GOAL OF THE EXERCISE. Exclude the pictures, then repeat the remaining data exactly.

#####

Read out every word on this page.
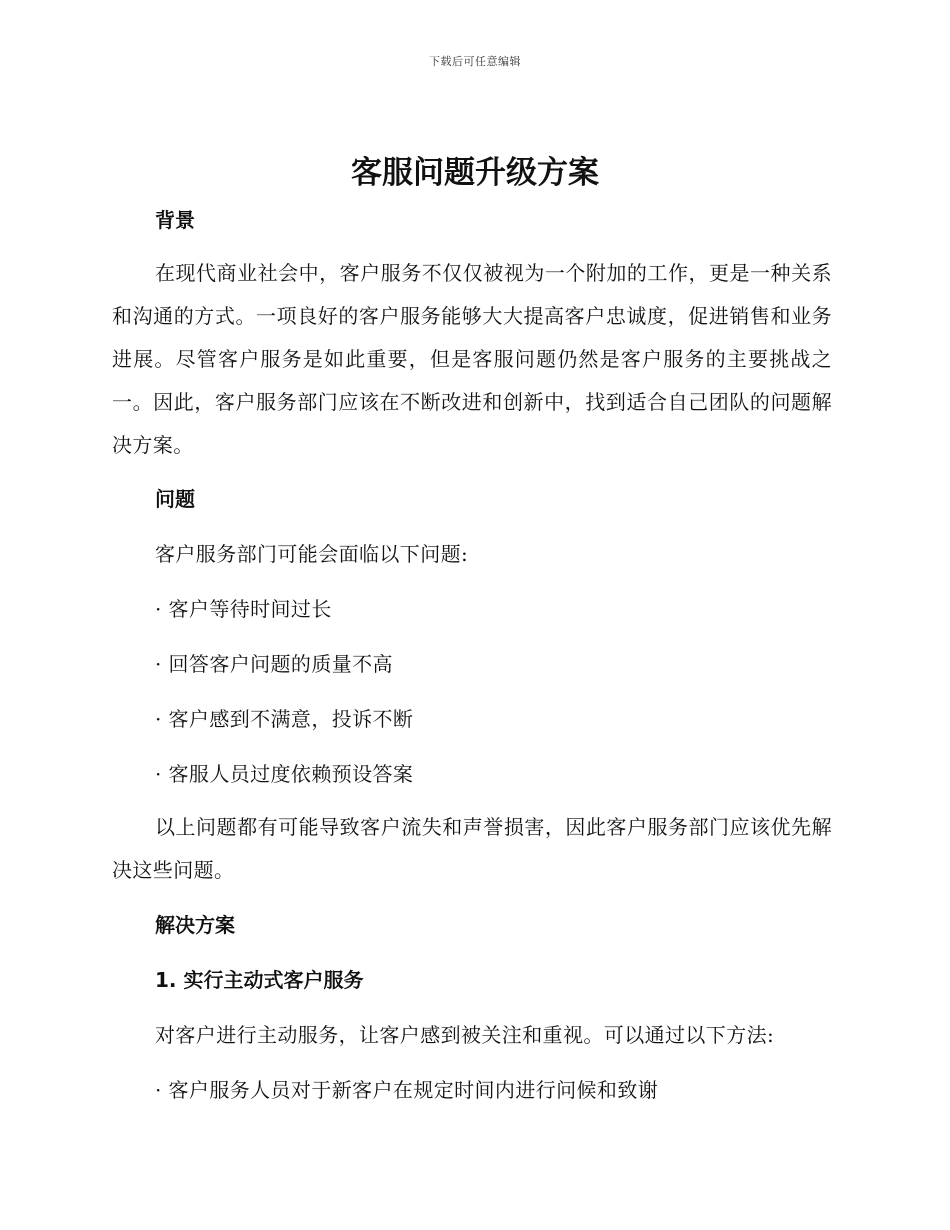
下载后可任意编辑
客服问题升级方案
背景

在现代商业社会中，客户服务不仅仅被视为一个附加的工作，更是一种关系和沟通的方式。一项良好的客户服务能够大大提高客户忠诚度，促进销售和业务进展。尽管客户服务是如此重要，但是客服问题仍然是客户服务的主要挑战之一。因此，客户服务部门应该在不断改进和创新中，找到适合自己团队的问题解决方案。

问题
客户服务部门可能会面临以下问题:
· 客户等待时间过长
· 回答客户问题的质量不高
· 客户感到不满意，投诉不断
· 客服人员过度依赖预设答案

以上问题都有可能导致客户流失和声誉损害，因此客户服务部门应该优先解决这些问题。

解决方案
1. 实行主动式客户服务
对客户进行主动服务，让客户感到被关注和重视。可以通过以下方法:
· 客户服务人员对于新客户在规定时间内进行问候和致谢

#####

RESPONSE TO THE TASK.
Read out every word on this page.
下载后可任意编辑
客服问题升级方案
背景

在现代商业社会中，客户服务不仅仅被视为一个附加的工作，更是一种关系和沟通的方式。一项良好的客户服务能够大大提高客户忠诚度，促进销售和业务进展。尽管客户服务是如此重要，但是客服问题仍然是客户服务的主要挑战之一。因此，客户服务部门应该在不断改进和创新中，找到适合自己团队的问题解决方案。

问题
客户服务部门可能会面临以下问题:
· 客户等待时间过长
· 回答客户问题的质量不高
· 客户感到不满意，投诉不断
· 客服人员过度依赖预设答案

以上问题都有可能导致客户流失和声誉损害，因此客户服务部门应该优先解决这些问题。

解决方案
1. 实行主动式客户服务
对客户进行主动服务，让客户感到被关注和重视。可以通过以下方法:
· 客户服务人员对于新客户在规定时间内进行问候和致谢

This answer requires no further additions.